#### [AVAILABLE DATA]
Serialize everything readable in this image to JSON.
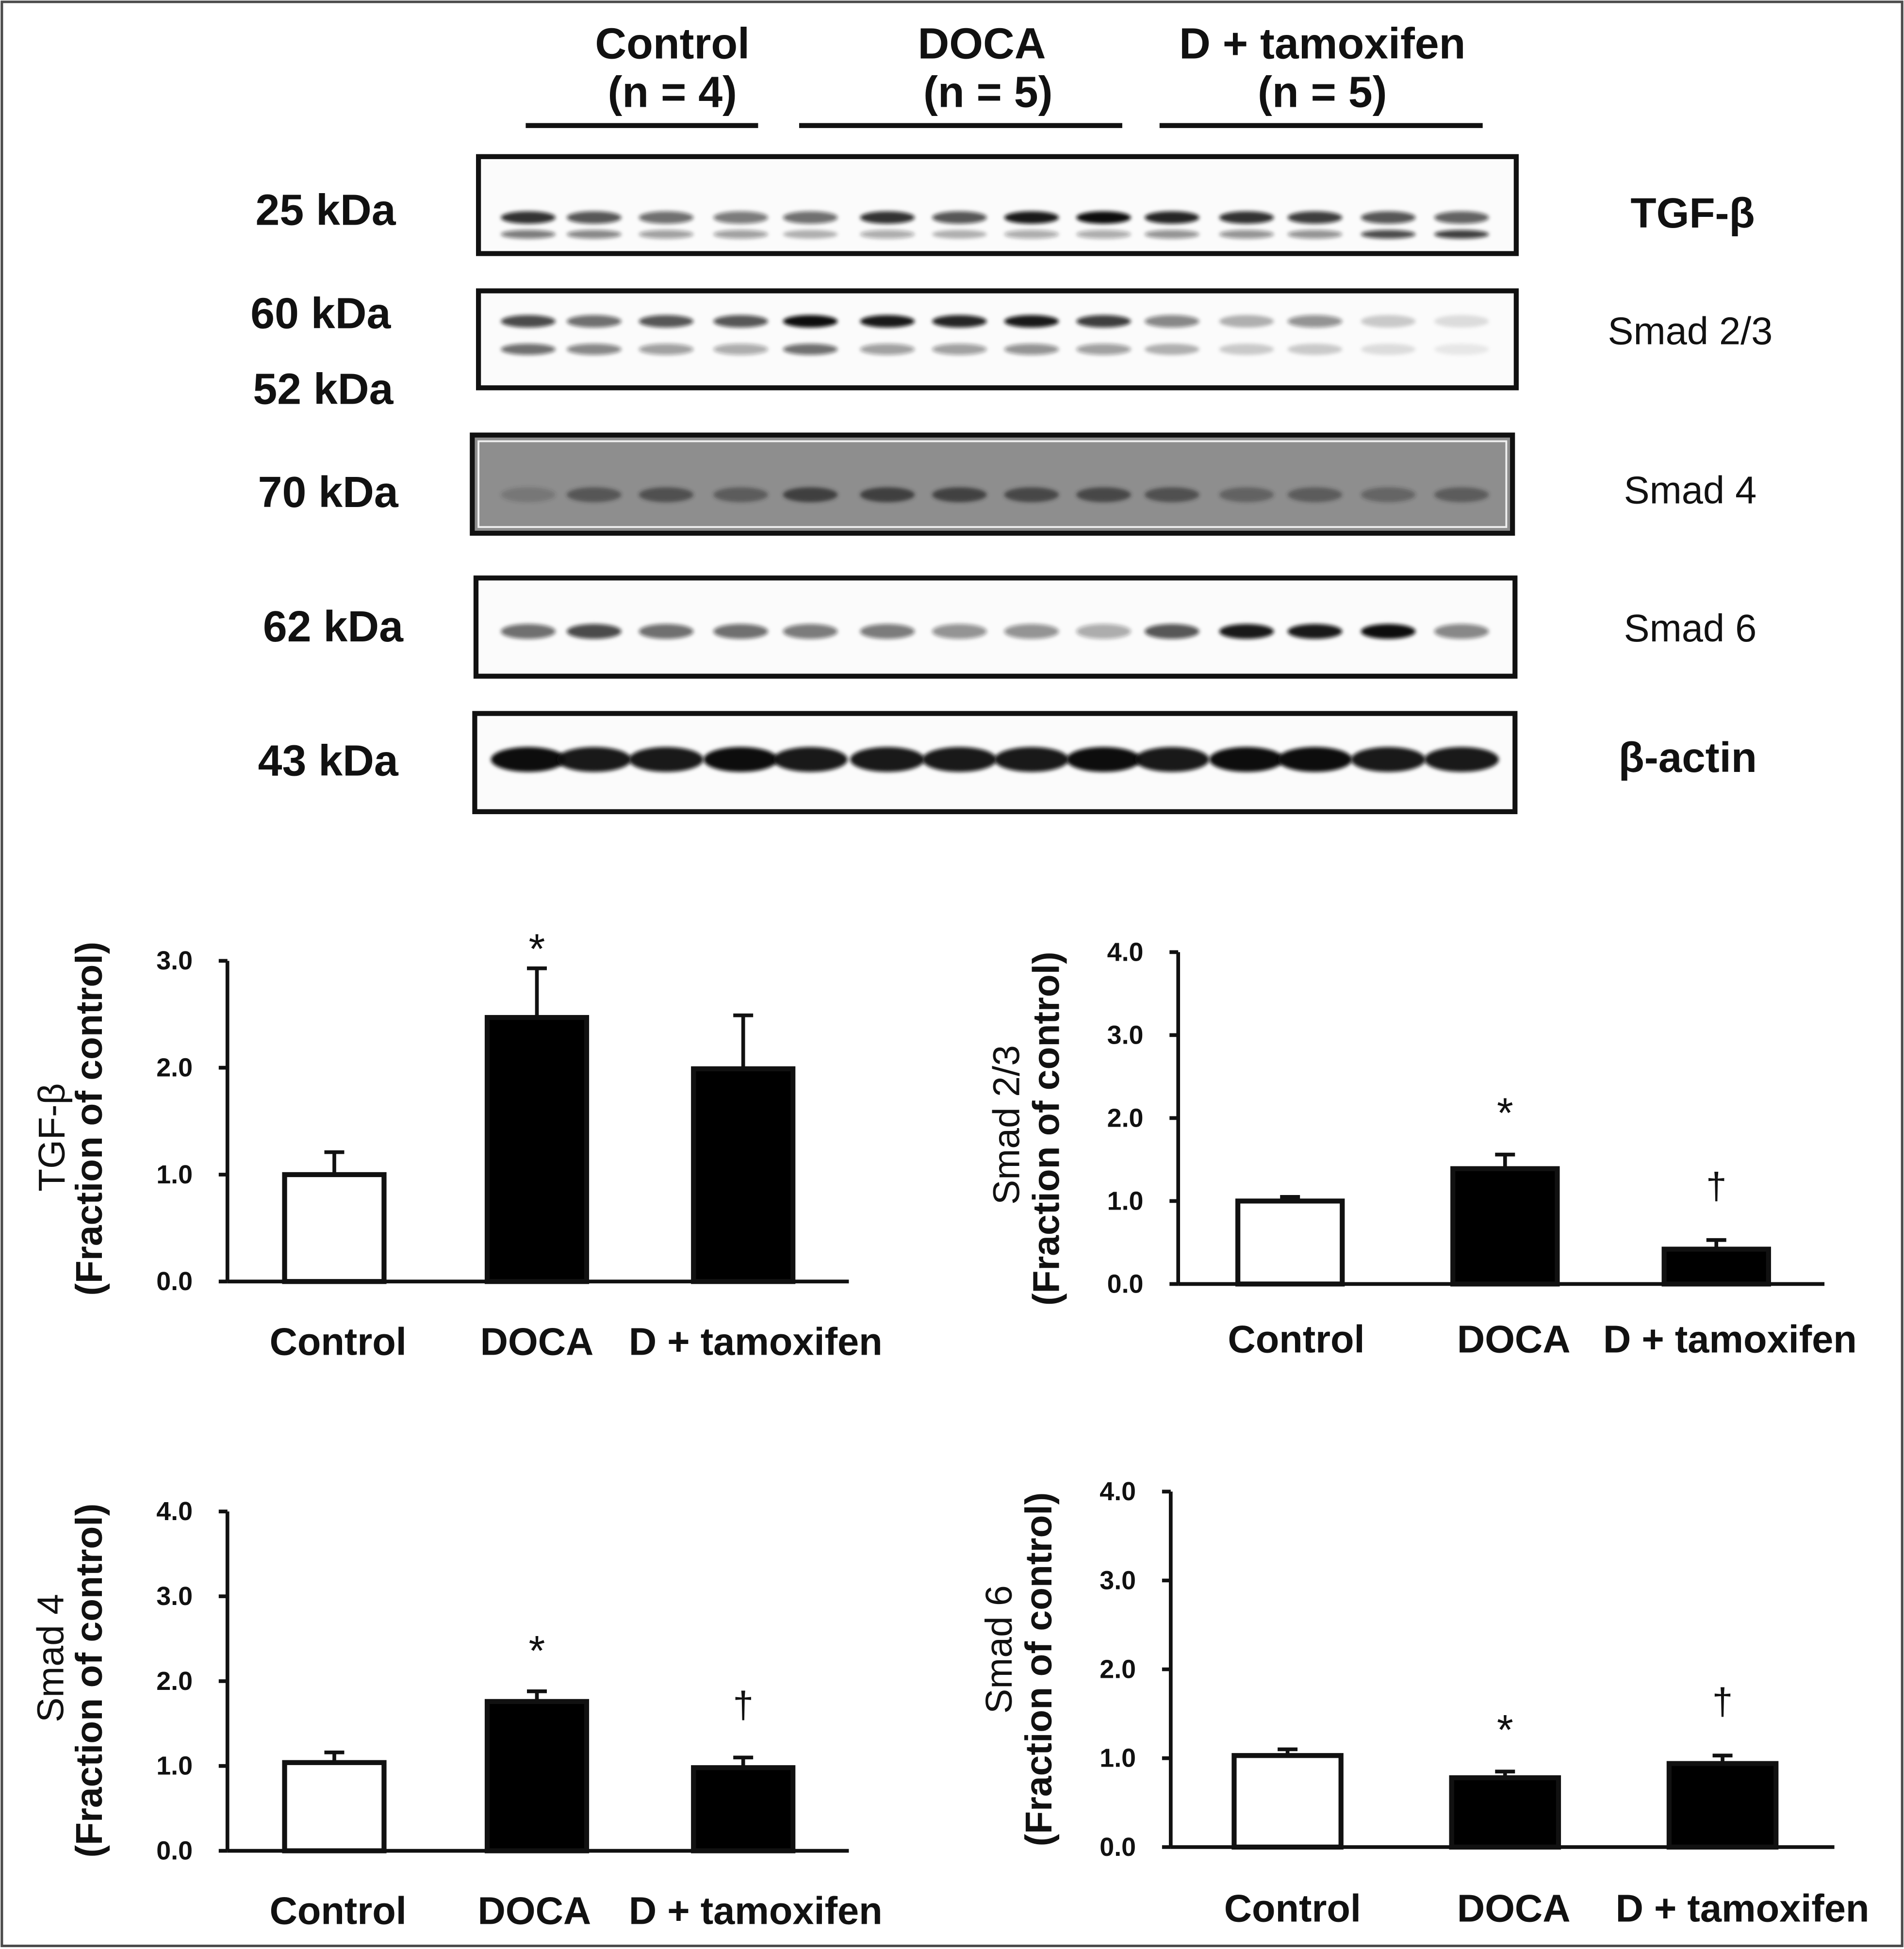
{
  "blot": {
    "groups": [
      {
        "label": "Control",
        "n": "(n = 4)"
      },
      {
        "label": "DOCA",
        "n": "(n = 5)"
      },
      {
        "label": "D + tamoxifen",
        "n": "(n = 5)"
      }
    ],
    "rows": [
      {
        "protein": "TGF-β",
        "markers": [
          "25 kDa"
        ],
        "bands": [
          [
            0.85,
            0.7,
            0.6,
            0.55,
            0.6,
            0.85,
            0.7,
            0.95,
            1.0,
            0.9,
            0.85,
            0.8,
            0.7,
            0.65
          ],
          [
            0.55,
            0.5,
            0.4,
            0.4,
            0.3,
            0.35,
            0.3,
            0.35,
            0.35,
            0.45,
            0.45,
            0.45,
            0.75,
            0.8
          ]
        ]
      },
      {
        "protein": "Smad 2/3",
        "markers": [
          "60 kDa",
          "52 kDa"
        ],
        "bands": [
          [
            0.75,
            0.6,
            0.7,
            0.7,
            1.0,
            0.95,
            0.9,
            0.95,
            0.8,
            0.5,
            0.3,
            0.45,
            0.2,
            0.12
          ],
          [
            0.6,
            0.5,
            0.4,
            0.35,
            0.6,
            0.4,
            0.4,
            0.45,
            0.4,
            0.3,
            0.2,
            0.2,
            0.12,
            0.08
          ]
        ]
      },
      {
        "protein": "Smad 4",
        "markers": [
          "70 kDa"
        ],
        "bands": [
          [
            0.25,
            0.55,
            0.6,
            0.5,
            0.8,
            0.8,
            0.75,
            0.7,
            0.7,
            0.6,
            0.45,
            0.5,
            0.4,
            0.5
          ]
        ]
      },
      {
        "protein": "Smad 6",
        "markers": [
          "62 kDa"
        ],
        "bands": [
          [
            0.6,
            0.75,
            0.6,
            0.6,
            0.55,
            0.55,
            0.45,
            0.45,
            0.35,
            0.7,
            0.95,
            0.95,
            1.0,
            0.5
          ]
        ]
      },
      {
        "protein": "β-actin",
        "markers": [
          "43 kDa"
        ],
        "bands": [
          [
            1.0,
            0.95,
            0.95,
            1.0,
            0.95,
            0.95,
            0.95,
            0.95,
            1.0,
            0.95,
            1.0,
            1.0,
            0.95,
            0.95
          ]
        ]
      }
    ]
  },
  "chart_data": [
    {
      "type": "bar",
      "title": "",
      "xlabel": "",
      "ylabel": [
        "TGF-β",
        "(Fraction of control)"
      ],
      "categories": [
        "Control",
        "DOCA",
        "D + tamoxifen"
      ],
      "values": [
        1.0,
        2.47,
        1.99
      ],
      "errors": [
        0.21,
        0.46,
        0.5
      ],
      "markers": [
        "",
        "*",
        ""
      ],
      "bar_colors": [
        "#ffffff",
        "#000000",
        "#000000"
      ],
      "ylim": [
        0,
        3
      ],
      "yticks": [
        0,
        1,
        2,
        3
      ],
      "ytick_labels": [
        "0.0",
        "1.0",
        "2.0",
        "3.0"
      ]
    },
    {
      "type": "bar",
      "title": "",
      "xlabel": "",
      "ylabel": [
        "Smad 2/3",
        "(Fraction of control)"
      ],
      "categories": [
        "Control",
        "DOCA",
        "D + tamoxifen"
      ],
      "values": [
        1.0,
        1.39,
        0.42
      ],
      "errors": [
        0.05,
        0.17,
        0.11
      ],
      "markers": [
        "",
        "*",
        "†"
      ],
      "bar_colors": [
        "#ffffff",
        "#000000",
        "#000000"
      ],
      "ylim": [
        0,
        4
      ],
      "yticks": [
        0,
        1,
        2,
        3,
        4
      ],
      "ytick_labels": [
        "0.0",
        "1.0",
        "2.0",
        "3.0",
        "4.0"
      ]
    },
    {
      "type": "bar",
      "title": "",
      "xlabel": "",
      "ylabel": [
        "Smad 4",
        "(Fraction of control)"
      ],
      "categories": [
        "Control",
        "DOCA",
        "D + tamoxifen"
      ],
      "values": [
        1.04,
        1.76,
        0.98
      ],
      "errors": [
        0.12,
        0.12,
        0.12
      ],
      "markers": [
        "",
        "*",
        "†"
      ],
      "bar_colors": [
        "#ffffff",
        "#000000",
        "#000000"
      ],
      "ylim": [
        0,
        4
      ],
      "yticks": [
        0,
        1,
        2,
        3,
        4
      ],
      "ytick_labels": [
        "0.0",
        "1.0",
        "2.0",
        "3.0",
        "4.0"
      ]
    },
    {
      "type": "bar",
      "title": "",
      "xlabel": "",
      "ylabel": [
        "Smad 6",
        "(Fraction of control)"
      ],
      "categories": [
        "Control",
        "DOCA",
        "D + tamoxifen"
      ],
      "values": [
        1.03,
        0.78,
        0.94
      ],
      "errors": [
        0.07,
        0.07,
        0.09
      ],
      "markers": [
        "",
        "*",
        "†"
      ],
      "bar_colors": [
        "#ffffff",
        "#000000",
        "#000000"
      ],
      "ylim": [
        0,
        4
      ],
      "yticks": [
        0,
        1,
        2,
        3,
        4
      ],
      "ytick_labels": [
        "0.0",
        "1.0",
        "2.0",
        "3.0",
        "4.0"
      ]
    }
  ]
}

#### [INSTRUCTIONS TO FOLLOW]
Transcribe the entries word for word, without their pictures.

#### [OUTPUT BELOW]
Serialize everything readable in this image to JSON.
{
  "blot": {
    "groups": [
      {
        "label": "Control",
        "n": "(n = 4)"
      },
      {
        "label": "DOCA",
        "n": "(n = 5)"
      },
      {
        "label": "D + tamoxifen",
        "n": "(n = 5)"
      }
    ],
    "rows": [
      {
        "protein": "TGF-β",
        "markers": [
          "25 kDa"
        ],
        "bands": [
          [
            0.85,
            0.7,
            0.6,
            0.55,
            0.6,
            0.85,
            0.7,
            0.95,
            1.0,
            0.9,
            0.85,
            0.8,
            0.7,
            0.65
          ],
          [
            0.55,
            0.5,
            0.4,
            0.4,
            0.3,
            0.35,
            0.3,
            0.35,
            0.35,
            0.45,
            0.45,
            0.45,
            0.75,
            0.8
          ]
        ]
      },
      {
        "protein": "Smad 2/3",
        "markers": [
          "60 kDa",
          "52 kDa"
        ],
        "bands": [
          [
            0.75,
            0.6,
            0.7,
            0.7,
            1.0,
            0.95,
            0.9,
            0.95,
            0.8,
            0.5,
            0.3,
            0.45,
            0.2,
            0.12
          ],
          [
            0.6,
            0.5,
            0.4,
            0.35,
            0.6,
            0.4,
            0.4,
            0.45,
            0.4,
            0.3,
            0.2,
            0.2,
            0.12,
            0.08
          ]
        ]
      },
      {
        "protein": "Smad 4",
        "markers": [
          "70 kDa"
        ],
        "bands": [
          [
            0.25,
            0.55,
            0.6,
            0.5,
            0.8,
            0.8,
            0.75,
            0.7,
            0.7,
            0.6,
            0.45,
            0.5,
            0.4,
            0.5
          ]
        ]
      },
      {
        "protein": "Smad 6",
        "markers": [
          "62 kDa"
        ],
        "bands": [
          [
            0.6,
            0.75,
            0.6,
            0.6,
            0.55,
            0.55,
            0.45,
            0.45,
            0.35,
            0.7,
            0.95,
            0.95,
            1.0,
            0.5
          ]
        ]
      },
      {
        "protein": "β-actin",
        "markers": [
          "43 kDa"
        ],
        "bands": [
          [
            1.0,
            0.95,
            0.95,
            1.0,
            0.95,
            0.95,
            0.95,
            0.95,
            1.0,
            0.95,
            1.0,
            1.0,
            0.95,
            0.95
          ]
        ]
      }
    ]
  },
  "chart_data": [
    {
      "type": "bar",
      "title": "",
      "xlabel": "",
      "ylabel": [
        "TGF-β",
        "(Fraction of control)"
      ],
      "categories": [
        "Control",
        "DOCA",
        "D + tamoxifen"
      ],
      "values": [
        1.0,
        2.47,
        1.99
      ],
      "errors": [
        0.21,
        0.46,
        0.5
      ],
      "markers": [
        "",
        "*",
        ""
      ],
      "bar_colors": [
        "#ffffff",
        "#000000",
        "#000000"
      ],
      "ylim": [
        0,
        3
      ],
      "yticks": [
        0,
        1,
        2,
        3
      ],
      "ytick_labels": [
        "0.0",
        "1.0",
        "2.0",
        "3.0"
      ]
    },
    {
      "type": "bar",
      "title": "",
      "xlabel": "",
      "ylabel": [
        "Smad 2/3",
        "(Fraction of control)"
      ],
      "categories": [
        "Control",
        "DOCA",
        "D + tamoxifen"
      ],
      "values": [
        1.0,
        1.39,
        0.42
      ],
      "errors": [
        0.05,
        0.17,
        0.11
      ],
      "markers": [
        "",
        "*",
        "†"
      ],
      "bar_colors": [
        "#ffffff",
        "#000000",
        "#000000"
      ],
      "ylim": [
        0,
        4
      ],
      "yticks": [
        0,
        1,
        2,
        3,
        4
      ],
      "ytick_labels": [
        "0.0",
        "1.0",
        "2.0",
        "3.0",
        "4.0"
      ]
    },
    {
      "type": "bar",
      "title": "",
      "xlabel": "",
      "ylabel": [
        "Smad 4",
        "(Fraction of control)"
      ],
      "categories": [
        "Control",
        "DOCA",
        "D + tamoxifen"
      ],
      "values": [
        1.04,
        1.76,
        0.98
      ],
      "errors": [
        0.12,
        0.12,
        0.12
      ],
      "markers": [
        "",
        "*",
        "†"
      ],
      "bar_colors": [
        "#ffffff",
        "#000000",
        "#000000"
      ],
      "ylim": [
        0,
        4
      ],
      "yticks": [
        0,
        1,
        2,
        3,
        4
      ],
      "ytick_labels": [
        "0.0",
        "1.0",
        "2.0",
        "3.0",
        "4.0"
      ]
    },
    {
      "type": "bar",
      "title": "",
      "xlabel": "",
      "ylabel": [
        "Smad 6",
        "(Fraction of control)"
      ],
      "categories": [
        "Control",
        "DOCA",
        "D + tamoxifen"
      ],
      "values": [
        1.03,
        0.78,
        0.94
      ],
      "errors": [
        0.07,
        0.07,
        0.09
      ],
      "markers": [
        "",
        "*",
        "†"
      ],
      "bar_colors": [
        "#ffffff",
        "#000000",
        "#000000"
      ],
      "ylim": [
        0,
        4
      ],
      "yticks": [
        0,
        1,
        2,
        3,
        4
      ],
      "ytick_labels": [
        "0.0",
        "1.0",
        "2.0",
        "3.0",
        "4.0"
      ]
    }
  ]
}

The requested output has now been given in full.